Best Supporting Actor: Matthias Schoenaerts for The Drop - This Belgian actor has come on strong in recent years, with superb performances in Rust and Bone and Bullhead, where his director was also The Drop’s Michael Roskam. As Tom Hardy's nemesis in this underrated drama of Brooklyn bar operators under the thumb of organized crime, Schoenaerts is both quietly intimidating and darkly magnetic.


Best Supporting Actress: Melissa Benoist for Whiplash - Sure, Tilda Swinton's hilarious turn as the dystopian disciplinarian in Snowpiercer was the glaring omission, but she's gotten plenty of attention for her memorably over-the-top role. Benoist makes a big impression more quietly and with very little screen time as the girl Miles Teller pursues and later rejects in the name of musical perfection. Benoist's heartbroken kiss-off to Teller at a diner is played perfectly.


Best Director: James Gray for The Immigrant - I’ll be happy as a clam to see Richard Linklater walk away with the award for Boyhood, as many expect he will. But Gray's delicate, classical visual craftsmanship deserved some recognition and might have received it had The Weinstein Company not treated the movie like an unwanted stepchild.

Best Adapted Screenplay: Dennis Lehane for The Drop - Lehane's books have been brought to the screen effectively before (Mystic River, Shutter Island), but this time the author did it himself with a terrific adaptation of his short story "Animal Rescue." Lehane must really be fond of this story, because after writing the screenplay he also expanded it into a novel.


Best Original Screenplay: Jim Jarmusch for Only Lovers Left Alive - Indie cinema icon Jarmusch is so celebrated as a stylist that not enough attention is paid to his equally distinctive writing. His witty, melancholy take on vampire mythology is packed with rich, sometimes poetic dialogue.

- Provided information:

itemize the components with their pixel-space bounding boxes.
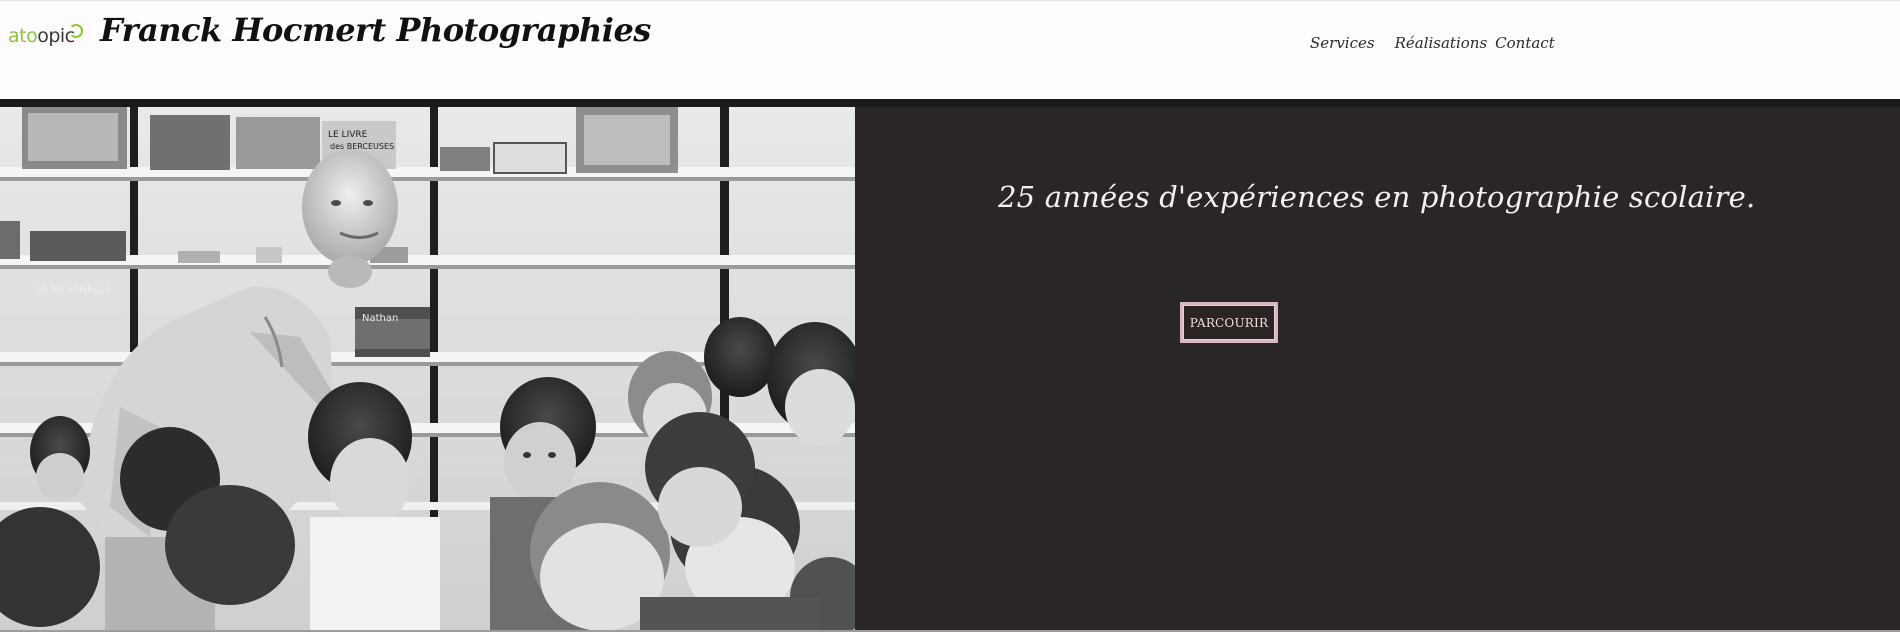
site-header: ato opic Franck Hocmert Photographies Ser… — [0, 0, 1900, 99]
parcourir-button[interactable]: PARCOURIR — [1180, 302, 1278, 343]
nav-item-services[interactable]: Services — [1310, 34, 1375, 52]
atoopic-logo[interactable]: ato opic — [8, 23, 83, 49]
header-divider — [0, 99, 1900, 107]
main-nav: Services Réalisations Contact — [1310, 34, 1555, 52]
logo-text-green: ato — [8, 25, 38, 47]
nav-item-realisations[interactable]: Réalisations — [1395, 34, 1488, 52]
parcourir-button-label: PARCOURIR — [1183, 305, 1275, 340]
svg-text:des BERCEUSES: des BERCEUSES — [330, 142, 394, 151]
hero-photo: LE LIVRE des BERCEUSES Nathan 50 RIS ESP… — [0, 107, 855, 630]
nav-item-contact[interactable]: Contact — [1495, 34, 1555, 52]
hero-section: LE LIVRE des BERCEUSES Nathan 50 RIS ESP… — [0, 107, 1900, 632]
hero-tagline: 25 années d'expériences en photographie … — [998, 180, 1756, 214]
page: ato opic Franck Hocmert Photographies Ser… — [0, 0, 1900, 632]
logo-ring-icon — [68, 24, 83, 38]
svg-text:50 RIS ESPIEGLE: 50 RIS ESPIEGLE — [36, 286, 111, 296]
svg-text:Nathan: Nathan — [362, 313, 398, 324]
site-title[interactable]: Franck Hocmert Photographies — [100, 11, 651, 49]
classroom-photo: LE LIVRE des BERCEUSES Nathan 50 RIS ESP… — [0, 107, 855, 630]
svg-text:LE LIVRE: LE LIVRE — [328, 130, 368, 140]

- Problems to work on:
[a] In the film award picks, which short story did Dennis Lehane adapt for The Drop?
[b] Revise everything from "Best Original Screenplay: Jim" down to "sometimes poetic dialogue." in the film award picks, putting "vampire lore" in place of "vampire mythology".
[c] Carry the film award picks on from the point where they stop.
The entries were drawn from a separate source.

- Answers per task:
[a] "Animal Rescue"

[b]
Best Original Screenplay: Jim Jarmusch for Only Lovers Left Alive - Indie cinema icon Jarmusch is so celebrated as a stylist that not enough attention is paid to his equally distinctive writing. His witty, melancholy take on vampire lore is packed with rich, sometimes poetic dialogue.

[c]
Best Cinematography: Peter Flinckenberg for Concrete Night - Let's give the Academy credit for nominating the black-and-white Polish drama Ida in this category. Though that film has been a bit overrated overall, it does have a memorably stark visual palette. Still, as black-and-white foreign films go, this Finnish tale of troubled siblings (which was submitted for Best Foreign Language Film consideration, but didn't make the Academy's cut) is a true dazzler. From its high-contrast scenes of realism to evocative dream imagery, it displays real beauty in every frame.


Best Foreign Language Film: 7 Boxes - While Concrete Night would also be fully deserving of this honor, the Academy tends to lean toward serious movies and overlooks well-crafted entertainment, so the inclusion of this fast-paced thriller from Paraguay would buck that trend. It paints a portrait of the underclass in that country within genre boundaries: wheelbarrows in a street market take the place of cars on the highway. With well-drawn characters in a tightly crafted story, 7 Boxes has qualities a lot of bland Hollywood chase films would do well to emulate.